• [Your objective]: From the line containing "Read all visible content and emit it as JSON." through the last line of the material, copy every line exactly, both ends inclusive; do not copy pictures.

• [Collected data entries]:

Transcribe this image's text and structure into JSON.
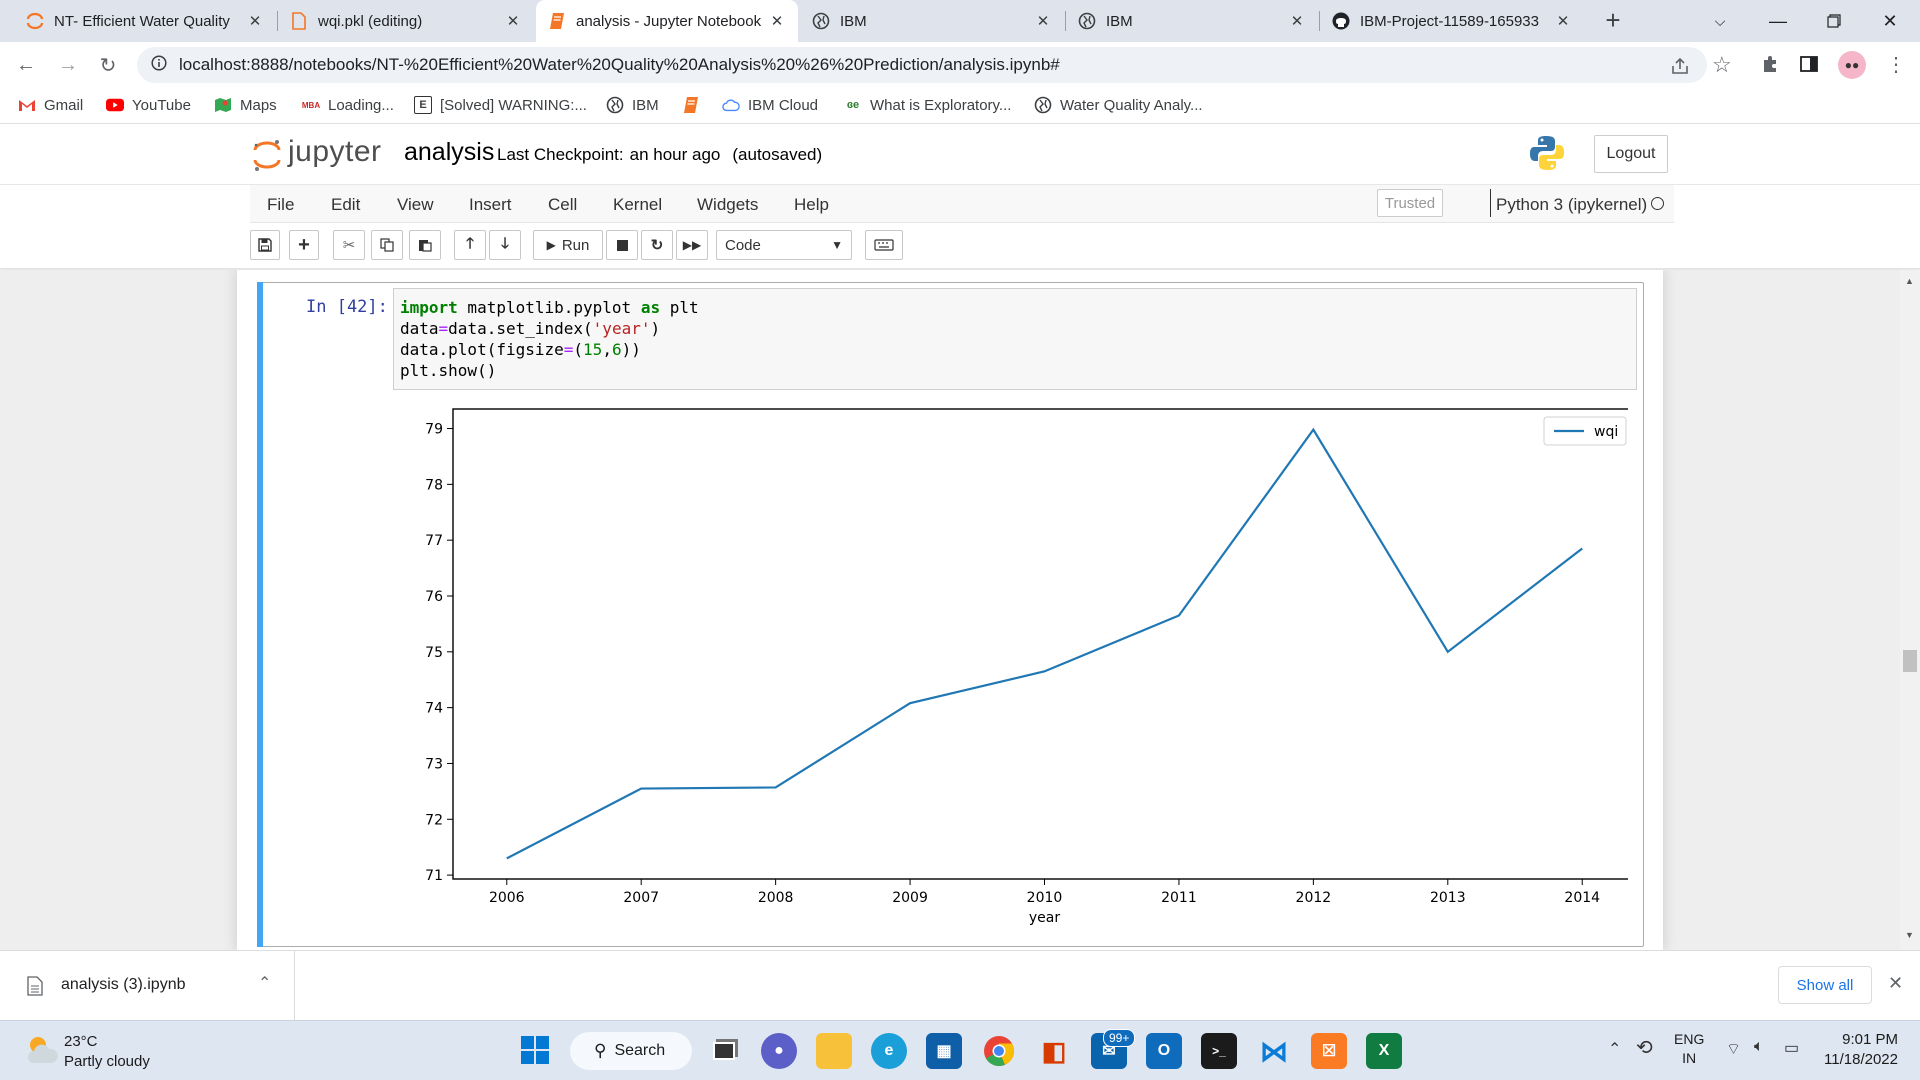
{
  "browser": {
    "tabs": [
      {
        "label": "NT- Efficient Water Quality",
        "icon": "jupyter-icon"
      },
      {
        "label": "wqi.pkl (editing)",
        "icon": "file-icon"
      },
      {
        "label": "analysis - Jupyter Notebook",
        "icon": "notebook-icon"
      },
      {
        "label": "IBM",
        "icon": "globe-icon"
      },
      {
        "label": "IBM",
        "icon": "globe-icon"
      },
      {
        "label": "IBM-Project-11589-165933",
        "icon": "github-icon"
      }
    ],
    "active_tab": 2,
    "url": "localhost:8888/notebooks/NT-%20Efficient%20Water%20Quality%20Analysis%20%26%20Prediction/analysis.ipynb#",
    "bookmarks": [
      {
        "label": "Gmail",
        "icon": "gmail-icon"
      },
      {
        "label": "YouTube",
        "icon": "youtube-icon"
      },
      {
        "label": "Maps",
        "icon": "maps-icon"
      },
      {
        "label": "Loading...",
        "icon": "loading-icon"
      },
      {
        "label": "[Solved] WARNING:...",
        "icon": "e-icon"
      },
      {
        "label": "IBM",
        "icon": "globe-icon"
      },
      {
        "label": "",
        "icon": "notebook-icon"
      },
      {
        "label": "IBM Cloud",
        "icon": "cloud-icon"
      },
      {
        "label": "What is Exploratory...",
        "icon": "ge-icon"
      },
      {
        "label": "Water Quality Analy...",
        "icon": "globe-icon"
      }
    ]
  },
  "jupyter": {
    "logo_text": "jupyter",
    "notebook_name": "analysis",
    "checkpoint_label": "Last Checkpoint:",
    "checkpoint_time": "an hour ago",
    "autosaved": "(autosaved)",
    "logout_label": "Logout",
    "trusted_label": "Trusted",
    "kernel_label": "Python 3 (ipykernel)",
    "menu": [
      "File",
      "Edit",
      "View",
      "Insert",
      "Cell",
      "Kernel",
      "Widgets",
      "Help"
    ],
    "run_label": "Run",
    "cell_type": "Code"
  },
  "cell": {
    "prompt": "In [42]:",
    "code_lines": [
      "import matplotlib.pyplot as plt",
      "data=data.set_index('year')",
      "data.plot(figsize=(15,6))",
      "plt.show()"
    ]
  },
  "chart_data": {
    "type": "line",
    "x": [
      2006,
      2007,
      2008,
      2009,
      2010,
      2011,
      2012,
      2013,
      2014
    ],
    "series": [
      {
        "name": "wqi",
        "values": [
          71.3,
          72.55,
          72.57,
          74.08,
          74.65,
          75.65,
          78.98,
          75.0,
          76.85
        ],
        "color": "#1f77b4"
      }
    ],
    "xlabel": "year",
    "ylabel": "",
    "xlim": [
      2005.6,
      2014.4
    ],
    "ylim": [
      70.93,
      79.35
    ],
    "yticks": [
      71,
      72,
      73,
      74,
      75,
      76,
      77,
      78,
      79
    ],
    "xticks": [
      2006,
      2007,
      2008,
      2009,
      2010,
      2011,
      2012,
      2013,
      2014
    ],
    "legend": "top-right",
    "grid": false
  },
  "downloads": {
    "file_name": "analysis (3).ipynb",
    "show_all_label": "Show all"
  },
  "taskbar": {
    "weather_temp": "23°C",
    "weather_desc": "Partly cloudy",
    "search_label": "Search",
    "mail_badge": "99+",
    "lang_top": "ENG",
    "lang_bottom": "IN",
    "time": "9:01 PM",
    "date": "11/18/2022"
  }
}
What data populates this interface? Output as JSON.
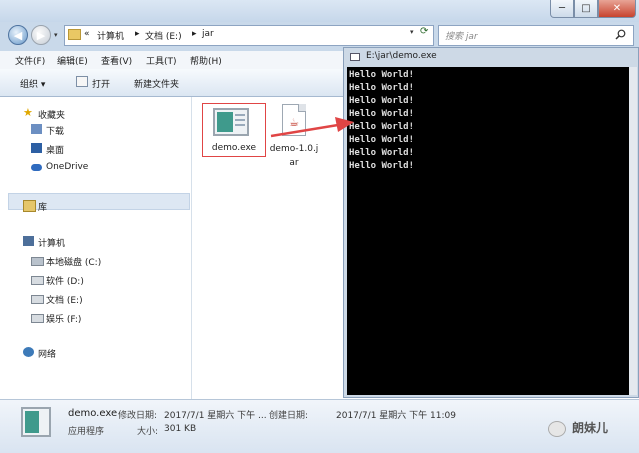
{
  "window": {
    "controls": {
      "minimize": "─",
      "maximize": "□",
      "close": "✕"
    }
  },
  "navigation": {
    "back_glyph": "◀",
    "forward_glyph": "▶",
    "history_glyph": "▾",
    "breadcrumbs": [
      "«",
      "计算机",
      "▸",
      "文档 (E:)",
      "▸",
      "jar"
    ],
    "refresh_glyph": "⟳",
    "dropdown_glyph": "▾"
  },
  "search": {
    "placeholder": "搜索 jar",
    "icon": "search-icon"
  },
  "menu": [
    "文件(F)",
    "编辑(E)",
    "查看(V)",
    "工具(T)",
    "帮助(H)"
  ],
  "toolbar": {
    "organize": "组织 ▾",
    "open": "打开",
    "new_folder": "新建文件夹"
  },
  "sidebar": {
    "items": [
      {
        "label": "收藏夹",
        "icon": "star-icon"
      },
      {
        "label": "下载",
        "icon": "downloads-icon"
      },
      {
        "label": "桌面",
        "icon": "desktop-icon"
      },
      {
        "label": "OneDrive",
        "icon": "cloud-icon"
      },
      {
        "label": "库",
        "icon": "library-icon"
      },
      {
        "label": "计算机",
        "icon": "computer-icon"
      },
      {
        "label": "本地磁盘 (C:)",
        "icon": "drive-icon"
      },
      {
        "label": "软件 (D:)",
        "icon": "drive-icon"
      },
      {
        "label": "文档 (E:)",
        "icon": "drive-icon"
      },
      {
        "label": "娱乐 (F:)",
        "icon": "drive-icon"
      },
      {
        "label": "网络",
        "icon": "network-icon"
      }
    ],
    "selected": "文档 (E:)"
  },
  "files": [
    {
      "name": "demo.exe",
      "icon": "exe-icon",
      "highlighted": true
    },
    {
      "name_line1": "demo-1.0.j",
      "name_line2": "ar",
      "icon": "jar-icon"
    }
  ],
  "console": {
    "title": "E:\\jar\\demo.exe",
    "output": "Hello World!\nHello World!\nHello World!\nHello World!\nHello World!\nHello World!\nHello World!\nHello World!"
  },
  "details": {
    "name": "demo.exe",
    "type": "应用程序",
    "modified_label": "修改日期:",
    "modified": "2017/7/1 星期六 下午 ...",
    "created_label": "创建日期:",
    "created": "2017/7/1 星期六 下午 11:09",
    "size_label": "大小:",
    "size": "301 KB"
  },
  "watermark": {
    "text": "朗妹儿"
  },
  "colors": {
    "accent": "#e04545",
    "console_bg": "#000000",
    "frame": "#c9d9ea"
  }
}
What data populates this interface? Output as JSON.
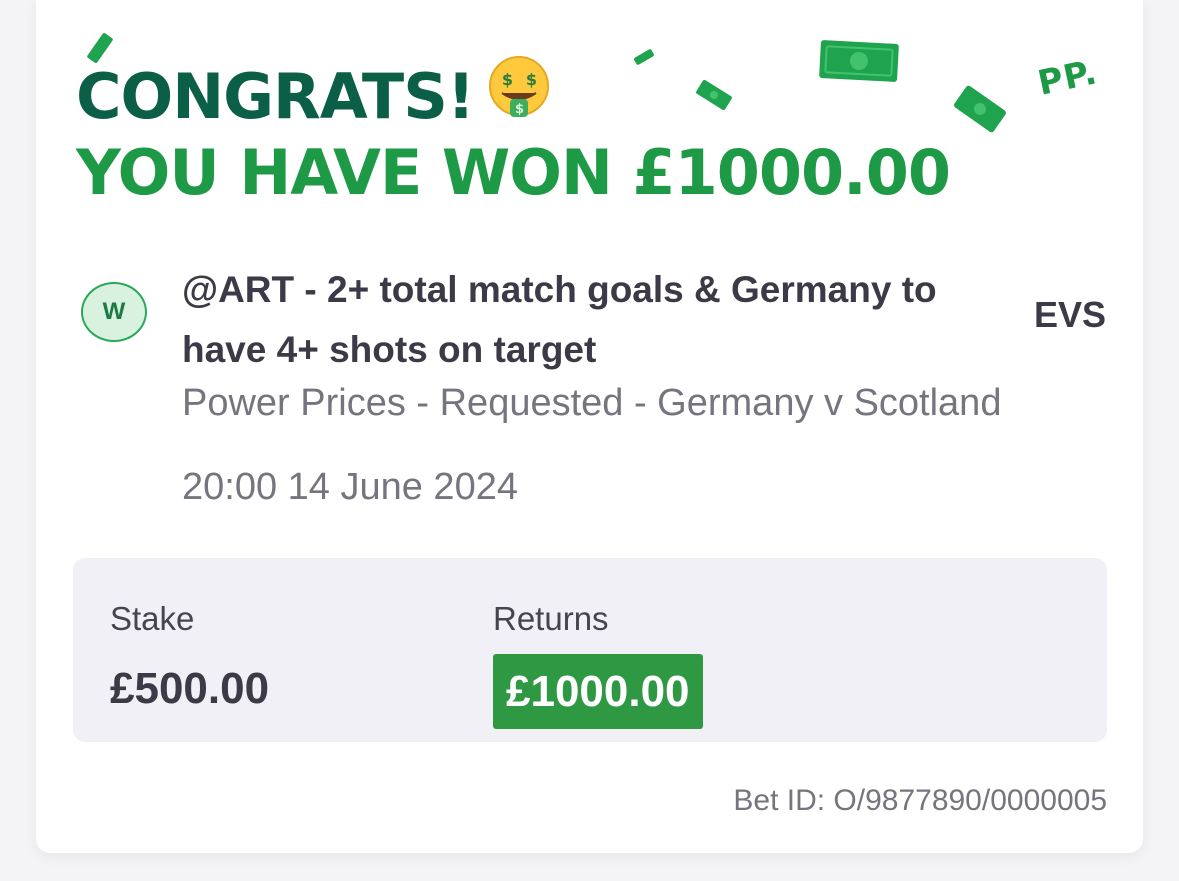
{
  "header": {
    "congrats": "CONGRATS!",
    "win_line": "YOU HAVE WON £1000.00",
    "emoji_icon": "money-mouth-face-icon",
    "brand_logo": "PP."
  },
  "bet": {
    "result_badge": "W",
    "selection": "@ART - 2+ total match goals & Germany to have 4+ shots on target",
    "odds": "EVS",
    "market": "Power Prices - Requested - Germany v Scotland",
    "event_time": "20:00 14 June 2024"
  },
  "summary": {
    "stake_label": "Stake",
    "stake_value": "£500.00",
    "returns_label": "Returns",
    "returns_value": "£1000.00"
  },
  "footer": {
    "bet_id": "Bet ID: O/9877890/0000005"
  },
  "colors": {
    "dark_green": "#0b5f47",
    "bright_green": "#1e9a46",
    "returns_badge": "#2f9843",
    "text_dark": "#3b3a46",
    "text_muted": "#76757f",
    "summary_bg": "#f0f0f6"
  }
}
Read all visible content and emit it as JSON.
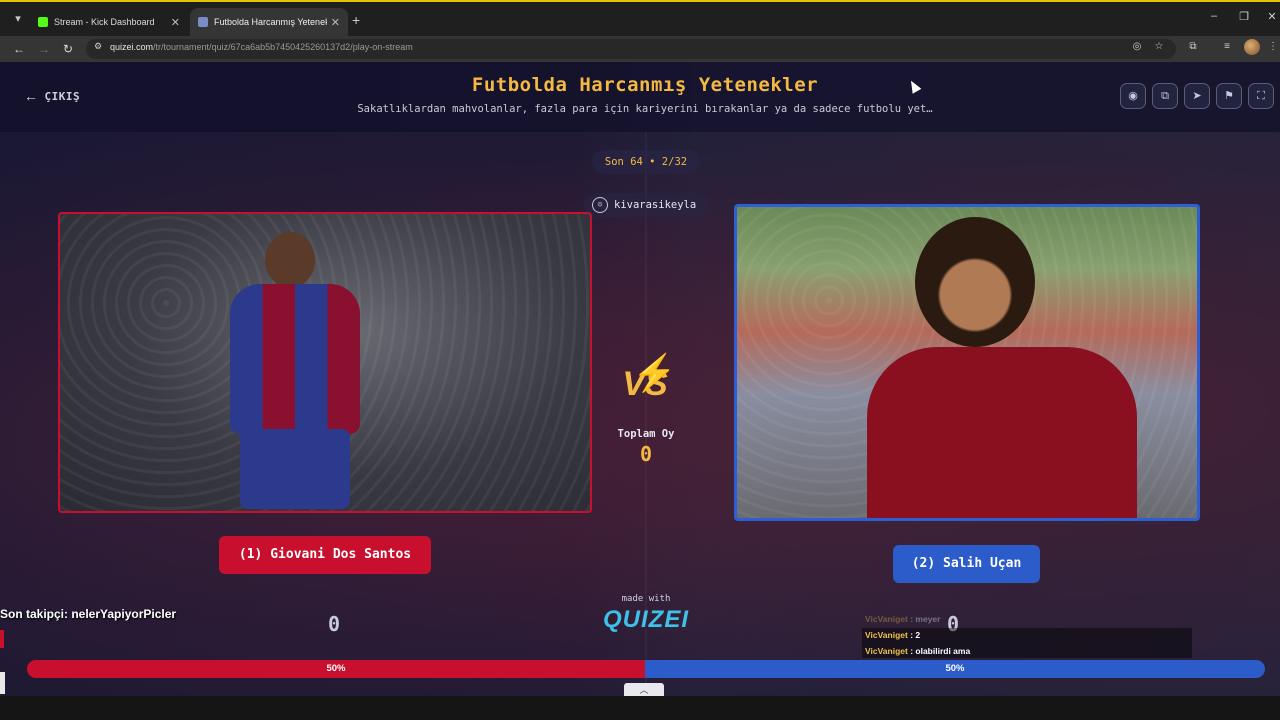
{
  "browser": {
    "tabs": [
      {
        "title": "Stream - Kick Dashboard",
        "active": false,
        "favicon_color": "#53fc18"
      },
      {
        "title": "Futbolda Harcanmış Yetenekler",
        "active": true,
        "favicon_color": "#7a8cc8"
      }
    ],
    "url": {
      "host": "quizei.com",
      "path": "/tr/tournament/quiz/67ca6ab5b7450425260137d2/play-on-stream"
    }
  },
  "quiz": {
    "back_label": "ÇIKIŞ",
    "title": "Futbolda Harcanmış Yetenekler",
    "subtitle": "Sakatlıklardan mahvolanlar, fazla para için kariyerini bırakanlar ya da sadece futbolu yet…",
    "round": "Son 64 • 2/32",
    "username": "kivarasikeyla",
    "vs": "VS",
    "total_votes_label": "Toplam Oy",
    "total_votes": "0",
    "made_with": "made with",
    "brand": "QUIZEI"
  },
  "left_player": {
    "label": "(1) Giovani Dos Santos",
    "votes": "0",
    "percent": "50%",
    "color": "#c8102e"
  },
  "right_player": {
    "label": "(2) Salih Uçan",
    "votes": "0",
    "percent": "50%",
    "color": "#2b5cc9"
  },
  "overlay": {
    "follower": "Son takipçi: nelerYapiyorPicler",
    "chat": [
      {
        "user": "VicVaniget",
        "text": "meyer"
      },
      {
        "user": "VicVaniget",
        "text": "2"
      },
      {
        "user": "VicVaniget",
        "text": "olabilirdi ama"
      }
    ]
  },
  "accent": "#f4b942"
}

• [Solution]:
Read all visible content and emit it as JSON.
{
  "browser": {
    "tabs": [
      {
        "title": "Stream - Kick Dashboard",
        "active": false,
        "favicon_color": "#53fc18"
      },
      {
        "title": "Futbolda Harcanmış Yetenekler",
        "active": true,
        "favicon_color": "#7a8cc8"
      }
    ],
    "url": {
      "host": "quizei.com",
      "path": "/tr/tournament/quiz/67ca6ab5b7450425260137d2/play-on-stream"
    }
  },
  "quiz": {
    "back_label": "ÇIKIŞ",
    "title": "Futbolda Harcanmış Yetenekler",
    "subtitle": "Sakatlıklardan mahvolanlar, fazla para için kariyerini bırakanlar ya da sadece futbolu yet…",
    "round": "Son 64 • 2/32",
    "username": "kivarasikeyla",
    "vs": "VS",
    "total_votes_label": "Toplam Oy",
    "total_votes": "0",
    "made_with": "made with",
    "brand": "QUIZEI"
  },
  "left_player": {
    "label": "(1) Giovani Dos Santos",
    "votes": "0",
    "percent": "50%",
    "color": "#c8102e"
  },
  "right_player": {
    "label": "(2) Salih Uçan",
    "votes": "0",
    "percent": "50%",
    "color": "#2b5cc9"
  },
  "overlay": {
    "follower": "Son takipçi: nelerYapiyorPicler",
    "chat": [
      {
        "user": "VicVaniget",
        "text": "meyer"
      },
      {
        "user": "VicVaniget",
        "text": "2"
      },
      {
        "user": "VicVaniget",
        "text": "olabilirdi ama"
      }
    ]
  },
  "accent": "#f4b942"
}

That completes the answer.